_SUPPLIED TEXT:_
════════
Yesterday, I ended up following Jason Bowen from rehearsal to rehearsal. First, I stopped in to the Midsummer Night's Dream rehearsal he is directing at the Boston Arts Academy. The students will perform the piece in their own black box theater and the difference between their theater and where ASP performed Midsummer really reminded me of how much a space can inform the play. The BAA space has no levels and is much smaller; the audience sits on all four sides of the playing space, forcing Jason to direct the actors to constantly stay on the move so they never forget one side or the other. Long, thin metal poles stand in for trees and the actors use them to create a feeling of being lost in the woods or to "hide" from one another or just to create a fun playing space. Yesterday was the first time they had worked with these poles so it took some getting used to - where once there was only empty space, now you could run right into a pole!
════════
_DATASET CONTENT:_
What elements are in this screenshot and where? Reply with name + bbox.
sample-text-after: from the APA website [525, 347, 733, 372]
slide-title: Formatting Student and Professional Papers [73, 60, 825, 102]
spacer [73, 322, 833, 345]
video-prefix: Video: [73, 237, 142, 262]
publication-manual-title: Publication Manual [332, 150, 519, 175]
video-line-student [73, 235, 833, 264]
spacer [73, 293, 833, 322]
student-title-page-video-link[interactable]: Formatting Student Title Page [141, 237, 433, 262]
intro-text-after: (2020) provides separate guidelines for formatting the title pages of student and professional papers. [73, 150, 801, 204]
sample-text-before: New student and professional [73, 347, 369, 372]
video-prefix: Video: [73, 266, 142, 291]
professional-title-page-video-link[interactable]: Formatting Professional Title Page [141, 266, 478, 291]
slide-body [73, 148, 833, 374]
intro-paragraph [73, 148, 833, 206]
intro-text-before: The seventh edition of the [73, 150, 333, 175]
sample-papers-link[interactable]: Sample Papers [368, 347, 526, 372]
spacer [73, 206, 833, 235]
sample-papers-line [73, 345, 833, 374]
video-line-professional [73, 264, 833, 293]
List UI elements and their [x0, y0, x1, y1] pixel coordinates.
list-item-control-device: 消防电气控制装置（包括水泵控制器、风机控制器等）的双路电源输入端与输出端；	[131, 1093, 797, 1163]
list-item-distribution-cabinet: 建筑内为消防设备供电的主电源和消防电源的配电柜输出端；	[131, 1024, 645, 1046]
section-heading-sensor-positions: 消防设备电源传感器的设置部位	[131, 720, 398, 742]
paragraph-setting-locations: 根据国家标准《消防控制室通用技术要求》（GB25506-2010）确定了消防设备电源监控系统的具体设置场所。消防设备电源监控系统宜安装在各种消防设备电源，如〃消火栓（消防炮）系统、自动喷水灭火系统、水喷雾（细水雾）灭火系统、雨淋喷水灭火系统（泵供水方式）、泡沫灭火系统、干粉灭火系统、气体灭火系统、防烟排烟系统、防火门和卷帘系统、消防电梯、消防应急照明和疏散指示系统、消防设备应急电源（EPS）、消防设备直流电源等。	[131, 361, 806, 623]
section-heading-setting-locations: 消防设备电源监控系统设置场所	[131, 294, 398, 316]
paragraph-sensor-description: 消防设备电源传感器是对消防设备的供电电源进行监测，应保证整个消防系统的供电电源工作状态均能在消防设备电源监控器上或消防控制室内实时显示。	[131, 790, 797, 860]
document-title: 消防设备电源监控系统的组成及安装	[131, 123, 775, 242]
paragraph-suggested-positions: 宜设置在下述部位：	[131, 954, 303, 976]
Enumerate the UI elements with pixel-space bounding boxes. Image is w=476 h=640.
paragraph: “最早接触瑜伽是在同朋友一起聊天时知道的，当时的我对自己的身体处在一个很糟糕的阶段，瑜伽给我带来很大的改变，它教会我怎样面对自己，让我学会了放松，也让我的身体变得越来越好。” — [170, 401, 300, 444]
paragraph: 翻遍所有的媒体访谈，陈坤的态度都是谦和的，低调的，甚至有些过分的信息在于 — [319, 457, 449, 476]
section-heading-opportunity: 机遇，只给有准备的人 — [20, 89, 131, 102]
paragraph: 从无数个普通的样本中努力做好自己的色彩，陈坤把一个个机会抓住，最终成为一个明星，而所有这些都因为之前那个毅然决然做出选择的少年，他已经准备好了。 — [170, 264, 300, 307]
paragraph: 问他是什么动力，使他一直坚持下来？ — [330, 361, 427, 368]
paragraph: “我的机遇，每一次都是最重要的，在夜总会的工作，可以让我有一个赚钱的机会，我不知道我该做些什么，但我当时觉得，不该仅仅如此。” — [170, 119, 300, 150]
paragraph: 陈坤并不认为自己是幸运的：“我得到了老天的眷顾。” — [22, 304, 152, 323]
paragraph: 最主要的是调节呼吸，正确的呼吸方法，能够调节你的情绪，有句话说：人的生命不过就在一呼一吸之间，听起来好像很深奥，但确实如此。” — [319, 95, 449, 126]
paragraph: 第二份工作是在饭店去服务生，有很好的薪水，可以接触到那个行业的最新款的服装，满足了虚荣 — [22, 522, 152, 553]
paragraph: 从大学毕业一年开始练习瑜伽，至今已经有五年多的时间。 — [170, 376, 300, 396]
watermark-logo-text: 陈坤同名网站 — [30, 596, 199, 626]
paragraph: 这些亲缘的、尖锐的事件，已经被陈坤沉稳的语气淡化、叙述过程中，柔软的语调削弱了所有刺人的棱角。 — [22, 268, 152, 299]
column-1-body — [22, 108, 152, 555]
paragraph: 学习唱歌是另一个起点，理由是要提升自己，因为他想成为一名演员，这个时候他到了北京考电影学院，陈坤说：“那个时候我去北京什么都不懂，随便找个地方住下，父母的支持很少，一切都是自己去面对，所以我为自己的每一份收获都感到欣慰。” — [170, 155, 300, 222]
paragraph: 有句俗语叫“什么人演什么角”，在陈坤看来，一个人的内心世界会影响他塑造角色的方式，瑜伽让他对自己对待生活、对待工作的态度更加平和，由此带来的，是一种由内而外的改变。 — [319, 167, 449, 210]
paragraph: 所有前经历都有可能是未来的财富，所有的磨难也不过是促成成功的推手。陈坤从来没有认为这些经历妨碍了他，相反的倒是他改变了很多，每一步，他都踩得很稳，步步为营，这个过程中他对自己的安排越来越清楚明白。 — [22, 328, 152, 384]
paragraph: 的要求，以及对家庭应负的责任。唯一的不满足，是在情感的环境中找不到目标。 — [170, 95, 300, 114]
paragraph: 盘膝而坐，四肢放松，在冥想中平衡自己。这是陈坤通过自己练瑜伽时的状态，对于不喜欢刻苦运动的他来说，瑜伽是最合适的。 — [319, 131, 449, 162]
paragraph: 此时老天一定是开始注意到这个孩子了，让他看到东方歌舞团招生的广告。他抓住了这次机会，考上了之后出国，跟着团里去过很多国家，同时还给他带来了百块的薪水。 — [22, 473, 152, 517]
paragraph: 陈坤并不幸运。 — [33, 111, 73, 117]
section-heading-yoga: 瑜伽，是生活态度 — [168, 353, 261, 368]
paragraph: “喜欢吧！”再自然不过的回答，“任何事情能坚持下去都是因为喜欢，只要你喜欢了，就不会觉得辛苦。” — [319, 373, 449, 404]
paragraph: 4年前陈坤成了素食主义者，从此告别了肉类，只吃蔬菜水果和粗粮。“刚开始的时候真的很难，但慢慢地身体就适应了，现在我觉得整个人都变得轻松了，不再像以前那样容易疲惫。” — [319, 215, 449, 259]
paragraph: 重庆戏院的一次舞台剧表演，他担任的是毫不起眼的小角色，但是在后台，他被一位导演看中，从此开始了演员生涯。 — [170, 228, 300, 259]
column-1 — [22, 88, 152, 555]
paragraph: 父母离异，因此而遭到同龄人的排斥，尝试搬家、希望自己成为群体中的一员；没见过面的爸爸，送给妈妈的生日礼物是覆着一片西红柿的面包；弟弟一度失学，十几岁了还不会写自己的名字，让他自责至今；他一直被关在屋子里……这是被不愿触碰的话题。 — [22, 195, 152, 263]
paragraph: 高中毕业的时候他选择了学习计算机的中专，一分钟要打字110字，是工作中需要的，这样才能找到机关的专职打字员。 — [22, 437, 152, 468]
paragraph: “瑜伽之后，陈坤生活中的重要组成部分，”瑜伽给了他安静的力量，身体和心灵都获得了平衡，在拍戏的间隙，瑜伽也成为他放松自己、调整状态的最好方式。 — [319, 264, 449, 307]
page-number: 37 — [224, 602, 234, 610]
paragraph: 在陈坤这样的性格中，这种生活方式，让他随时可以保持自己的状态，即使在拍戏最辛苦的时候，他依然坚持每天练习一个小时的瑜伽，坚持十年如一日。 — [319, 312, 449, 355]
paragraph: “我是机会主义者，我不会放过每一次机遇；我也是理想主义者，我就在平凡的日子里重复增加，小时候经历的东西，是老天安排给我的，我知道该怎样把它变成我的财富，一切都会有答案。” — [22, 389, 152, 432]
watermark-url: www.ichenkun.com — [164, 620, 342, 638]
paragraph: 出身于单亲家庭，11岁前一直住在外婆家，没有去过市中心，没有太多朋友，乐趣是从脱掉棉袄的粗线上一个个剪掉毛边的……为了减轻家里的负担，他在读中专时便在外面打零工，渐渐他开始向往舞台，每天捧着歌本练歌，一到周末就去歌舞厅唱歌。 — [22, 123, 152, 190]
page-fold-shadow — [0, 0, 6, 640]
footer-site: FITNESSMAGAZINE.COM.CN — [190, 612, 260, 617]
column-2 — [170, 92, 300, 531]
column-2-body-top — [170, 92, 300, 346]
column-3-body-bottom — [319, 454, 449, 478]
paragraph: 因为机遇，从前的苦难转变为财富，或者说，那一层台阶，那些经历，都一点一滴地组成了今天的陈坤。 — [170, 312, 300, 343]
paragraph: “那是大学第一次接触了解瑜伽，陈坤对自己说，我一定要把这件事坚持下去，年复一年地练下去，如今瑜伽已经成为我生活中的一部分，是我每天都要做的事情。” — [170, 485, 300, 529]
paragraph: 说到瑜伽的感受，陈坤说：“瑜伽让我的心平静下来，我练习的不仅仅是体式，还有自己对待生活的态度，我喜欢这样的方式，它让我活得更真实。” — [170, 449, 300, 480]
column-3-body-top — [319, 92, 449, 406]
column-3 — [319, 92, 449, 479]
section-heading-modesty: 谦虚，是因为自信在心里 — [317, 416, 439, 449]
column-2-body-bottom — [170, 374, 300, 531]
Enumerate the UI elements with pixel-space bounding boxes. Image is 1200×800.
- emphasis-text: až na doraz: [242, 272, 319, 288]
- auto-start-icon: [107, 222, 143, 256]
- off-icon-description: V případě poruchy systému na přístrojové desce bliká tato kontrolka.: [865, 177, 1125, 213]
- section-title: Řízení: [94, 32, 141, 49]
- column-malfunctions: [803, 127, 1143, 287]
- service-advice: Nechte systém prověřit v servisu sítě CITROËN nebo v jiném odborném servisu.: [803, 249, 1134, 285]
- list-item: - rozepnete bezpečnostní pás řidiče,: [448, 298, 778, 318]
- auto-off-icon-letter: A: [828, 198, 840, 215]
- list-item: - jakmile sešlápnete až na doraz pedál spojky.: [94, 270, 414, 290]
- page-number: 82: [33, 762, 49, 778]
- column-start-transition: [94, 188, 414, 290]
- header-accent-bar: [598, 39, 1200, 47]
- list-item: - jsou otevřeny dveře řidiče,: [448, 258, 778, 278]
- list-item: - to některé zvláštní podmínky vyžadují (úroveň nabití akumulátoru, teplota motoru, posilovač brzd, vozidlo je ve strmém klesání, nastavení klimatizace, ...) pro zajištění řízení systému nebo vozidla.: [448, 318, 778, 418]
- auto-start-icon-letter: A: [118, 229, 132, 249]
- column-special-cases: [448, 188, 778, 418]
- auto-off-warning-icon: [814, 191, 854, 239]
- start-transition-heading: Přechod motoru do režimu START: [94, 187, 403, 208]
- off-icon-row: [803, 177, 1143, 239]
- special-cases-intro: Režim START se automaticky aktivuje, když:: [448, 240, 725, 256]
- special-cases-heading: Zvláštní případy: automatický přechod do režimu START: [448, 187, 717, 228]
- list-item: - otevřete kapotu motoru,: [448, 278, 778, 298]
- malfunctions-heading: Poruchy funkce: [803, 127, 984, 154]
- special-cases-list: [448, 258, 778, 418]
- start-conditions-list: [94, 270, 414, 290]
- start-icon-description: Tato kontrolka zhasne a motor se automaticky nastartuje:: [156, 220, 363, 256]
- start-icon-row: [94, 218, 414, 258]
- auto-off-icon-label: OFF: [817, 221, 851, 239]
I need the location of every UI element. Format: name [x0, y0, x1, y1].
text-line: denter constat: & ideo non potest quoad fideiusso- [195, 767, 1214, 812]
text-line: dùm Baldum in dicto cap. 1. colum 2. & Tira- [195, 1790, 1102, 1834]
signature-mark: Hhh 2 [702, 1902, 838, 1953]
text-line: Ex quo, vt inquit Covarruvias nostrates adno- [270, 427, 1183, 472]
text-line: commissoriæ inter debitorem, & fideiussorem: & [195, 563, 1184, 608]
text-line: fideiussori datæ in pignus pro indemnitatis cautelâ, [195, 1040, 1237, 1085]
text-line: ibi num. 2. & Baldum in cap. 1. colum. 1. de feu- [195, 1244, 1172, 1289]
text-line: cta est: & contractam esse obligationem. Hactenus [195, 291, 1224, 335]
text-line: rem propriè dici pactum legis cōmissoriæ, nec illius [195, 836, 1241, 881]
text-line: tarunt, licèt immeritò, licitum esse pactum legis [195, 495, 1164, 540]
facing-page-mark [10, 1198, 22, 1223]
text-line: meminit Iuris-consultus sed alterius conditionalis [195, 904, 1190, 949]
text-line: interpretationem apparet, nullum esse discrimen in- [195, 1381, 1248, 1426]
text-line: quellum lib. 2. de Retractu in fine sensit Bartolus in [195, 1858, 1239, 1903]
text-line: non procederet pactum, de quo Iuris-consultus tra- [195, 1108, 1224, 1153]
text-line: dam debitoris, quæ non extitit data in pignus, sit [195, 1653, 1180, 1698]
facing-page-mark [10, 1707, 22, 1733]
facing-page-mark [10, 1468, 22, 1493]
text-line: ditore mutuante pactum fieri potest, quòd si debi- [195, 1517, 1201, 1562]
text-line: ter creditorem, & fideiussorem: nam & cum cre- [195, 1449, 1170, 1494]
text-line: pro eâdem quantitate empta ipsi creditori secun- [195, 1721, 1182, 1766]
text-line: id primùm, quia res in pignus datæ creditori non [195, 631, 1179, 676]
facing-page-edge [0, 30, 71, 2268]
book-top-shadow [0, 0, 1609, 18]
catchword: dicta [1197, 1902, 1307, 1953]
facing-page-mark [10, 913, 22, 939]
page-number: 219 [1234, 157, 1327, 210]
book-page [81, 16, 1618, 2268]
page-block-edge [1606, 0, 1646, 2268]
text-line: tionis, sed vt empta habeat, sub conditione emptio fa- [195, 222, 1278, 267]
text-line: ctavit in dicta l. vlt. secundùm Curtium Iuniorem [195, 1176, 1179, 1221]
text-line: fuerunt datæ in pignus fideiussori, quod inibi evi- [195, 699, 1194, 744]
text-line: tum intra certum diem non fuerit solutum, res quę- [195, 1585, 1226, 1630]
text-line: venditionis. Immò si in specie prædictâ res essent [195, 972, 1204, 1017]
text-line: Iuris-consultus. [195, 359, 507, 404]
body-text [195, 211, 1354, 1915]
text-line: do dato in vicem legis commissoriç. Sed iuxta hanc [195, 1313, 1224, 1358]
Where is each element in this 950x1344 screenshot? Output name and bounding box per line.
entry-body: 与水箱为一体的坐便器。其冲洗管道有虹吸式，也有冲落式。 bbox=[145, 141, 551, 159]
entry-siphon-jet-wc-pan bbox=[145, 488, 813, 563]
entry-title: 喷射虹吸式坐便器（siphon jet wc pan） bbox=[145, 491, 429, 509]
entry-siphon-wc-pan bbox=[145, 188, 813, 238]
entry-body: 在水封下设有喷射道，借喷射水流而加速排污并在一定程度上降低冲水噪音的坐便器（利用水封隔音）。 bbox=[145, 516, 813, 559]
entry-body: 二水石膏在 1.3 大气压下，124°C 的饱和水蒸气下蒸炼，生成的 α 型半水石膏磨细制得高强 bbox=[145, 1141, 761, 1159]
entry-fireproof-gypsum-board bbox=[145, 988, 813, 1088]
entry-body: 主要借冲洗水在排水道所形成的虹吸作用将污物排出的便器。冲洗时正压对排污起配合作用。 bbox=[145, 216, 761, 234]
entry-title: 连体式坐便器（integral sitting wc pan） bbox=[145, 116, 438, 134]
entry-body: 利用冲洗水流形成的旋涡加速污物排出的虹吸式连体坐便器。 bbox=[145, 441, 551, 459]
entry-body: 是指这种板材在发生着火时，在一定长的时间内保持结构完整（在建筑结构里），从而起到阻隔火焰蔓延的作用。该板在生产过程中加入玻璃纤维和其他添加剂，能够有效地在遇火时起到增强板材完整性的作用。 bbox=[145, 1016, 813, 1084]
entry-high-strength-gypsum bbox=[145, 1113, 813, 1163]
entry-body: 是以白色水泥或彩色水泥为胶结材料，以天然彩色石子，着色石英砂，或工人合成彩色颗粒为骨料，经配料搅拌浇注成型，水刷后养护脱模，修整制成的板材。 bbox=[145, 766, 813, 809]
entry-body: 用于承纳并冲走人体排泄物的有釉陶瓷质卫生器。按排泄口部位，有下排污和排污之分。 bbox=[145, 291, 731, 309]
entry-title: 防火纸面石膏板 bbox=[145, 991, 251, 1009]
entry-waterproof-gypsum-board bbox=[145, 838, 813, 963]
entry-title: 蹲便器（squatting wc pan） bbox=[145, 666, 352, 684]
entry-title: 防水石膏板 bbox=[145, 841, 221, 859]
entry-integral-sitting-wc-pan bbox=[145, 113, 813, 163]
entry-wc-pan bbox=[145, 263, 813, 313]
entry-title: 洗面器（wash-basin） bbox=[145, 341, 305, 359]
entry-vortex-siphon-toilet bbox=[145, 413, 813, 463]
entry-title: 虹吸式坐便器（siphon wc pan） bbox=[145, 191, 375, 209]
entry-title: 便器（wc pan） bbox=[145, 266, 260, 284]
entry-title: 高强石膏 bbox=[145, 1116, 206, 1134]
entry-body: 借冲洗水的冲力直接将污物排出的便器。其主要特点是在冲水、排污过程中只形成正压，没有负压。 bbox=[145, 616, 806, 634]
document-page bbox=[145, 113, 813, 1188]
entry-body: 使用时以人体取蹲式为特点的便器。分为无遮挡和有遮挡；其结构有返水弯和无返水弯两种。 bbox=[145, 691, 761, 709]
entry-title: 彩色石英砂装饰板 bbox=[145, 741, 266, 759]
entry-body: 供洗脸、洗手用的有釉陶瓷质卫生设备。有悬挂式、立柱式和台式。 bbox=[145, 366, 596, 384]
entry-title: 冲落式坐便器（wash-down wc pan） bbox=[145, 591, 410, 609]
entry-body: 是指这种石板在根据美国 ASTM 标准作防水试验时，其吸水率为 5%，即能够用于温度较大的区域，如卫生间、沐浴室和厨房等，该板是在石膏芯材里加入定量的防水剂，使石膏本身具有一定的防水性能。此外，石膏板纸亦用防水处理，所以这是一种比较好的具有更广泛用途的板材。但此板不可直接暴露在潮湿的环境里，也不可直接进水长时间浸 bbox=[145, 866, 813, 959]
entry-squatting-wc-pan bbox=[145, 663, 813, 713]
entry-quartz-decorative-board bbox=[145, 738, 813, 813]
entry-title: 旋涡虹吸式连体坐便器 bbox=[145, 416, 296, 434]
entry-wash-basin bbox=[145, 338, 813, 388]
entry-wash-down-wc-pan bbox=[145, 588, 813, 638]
════════
_WHAT YOU WILL DO:_ In the passage about the Midsummer Night's Dream rehearsal, why does Jason have the actors keep moving the whole time?

_COMPLETE RESPONSE:_ The audience at the Boston Arts Academy space sits on all four sides of the playing area. Moving constantly keeps the actors from forgetting any one side.